Set down the material once more, exactly as it appears.

-- START --

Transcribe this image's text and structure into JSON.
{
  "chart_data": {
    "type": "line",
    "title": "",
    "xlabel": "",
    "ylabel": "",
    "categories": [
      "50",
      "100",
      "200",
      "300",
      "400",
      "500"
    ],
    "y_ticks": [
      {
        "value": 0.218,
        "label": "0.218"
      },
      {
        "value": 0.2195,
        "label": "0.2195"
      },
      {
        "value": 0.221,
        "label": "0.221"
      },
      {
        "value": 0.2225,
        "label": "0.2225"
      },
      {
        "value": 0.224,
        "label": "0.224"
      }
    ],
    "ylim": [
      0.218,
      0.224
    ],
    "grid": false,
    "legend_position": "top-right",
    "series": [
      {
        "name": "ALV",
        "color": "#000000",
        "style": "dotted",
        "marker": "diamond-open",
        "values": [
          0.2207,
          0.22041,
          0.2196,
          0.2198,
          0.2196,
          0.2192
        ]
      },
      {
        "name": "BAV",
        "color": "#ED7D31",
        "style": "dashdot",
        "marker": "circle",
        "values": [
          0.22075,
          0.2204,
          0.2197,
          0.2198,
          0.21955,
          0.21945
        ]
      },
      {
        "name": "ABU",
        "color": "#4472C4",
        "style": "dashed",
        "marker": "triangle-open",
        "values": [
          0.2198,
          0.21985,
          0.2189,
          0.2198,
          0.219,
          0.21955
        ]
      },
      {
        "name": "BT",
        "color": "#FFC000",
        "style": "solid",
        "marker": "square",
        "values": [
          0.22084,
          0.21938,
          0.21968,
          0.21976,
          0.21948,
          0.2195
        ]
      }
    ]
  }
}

-- END --

◆ Output
Transcribe this image's text and structure into JSON.
{
  "chart_data": {
    "type": "line",
    "title": "",
    "xlabel": "",
    "ylabel": "",
    "categories": [
      "50",
      "100",
      "200",
      "300",
      "400",
      "500"
    ],
    "y_ticks": [
      {
        "value": 0.218,
        "label": "0.218"
      },
      {
        "value": 0.2195,
        "label": "0.2195"
      },
      {
        "value": 0.221,
        "label": "0.221"
      },
      {
        "value": 0.2225,
        "label": "0.2225"
      },
      {
        "value": 0.224,
        "label": "0.224"
      }
    ],
    "ylim": [
      0.218,
      0.224
    ],
    "grid": false,
    "legend_position": "top-right",
    "series": [
      {
        "name": "ALV",
        "color": "#000000",
        "style": "dotted",
        "marker": "diamond-open",
        "values": [
          0.2207,
          0.22041,
          0.2196,
          0.2198,
          0.2196,
          0.2192
        ]
      },
      {
        "name": "BAV",
        "color": "#ED7D31",
        "style": "dashdot",
        "marker": "circle",
        "values": [
          0.22075,
          0.2204,
          0.2197,
          0.2198,
          0.21955,
          0.21945
        ]
      },
      {
        "name": "ABU",
        "color": "#4472C4",
        "style": "dashed",
        "marker": "triangle-open",
        "values": [
          0.2198,
          0.21985,
          0.2189,
          0.2198,
          0.219,
          0.21955
        ]
      },
      {
        "name": "BT",
        "color": "#FFC000",
        "style": "solid",
        "marker": "square",
        "values": [
          0.22084,
          0.21938,
          0.21968,
          0.21976,
          0.21948,
          0.2195
        ]
      }
    ]
  }
}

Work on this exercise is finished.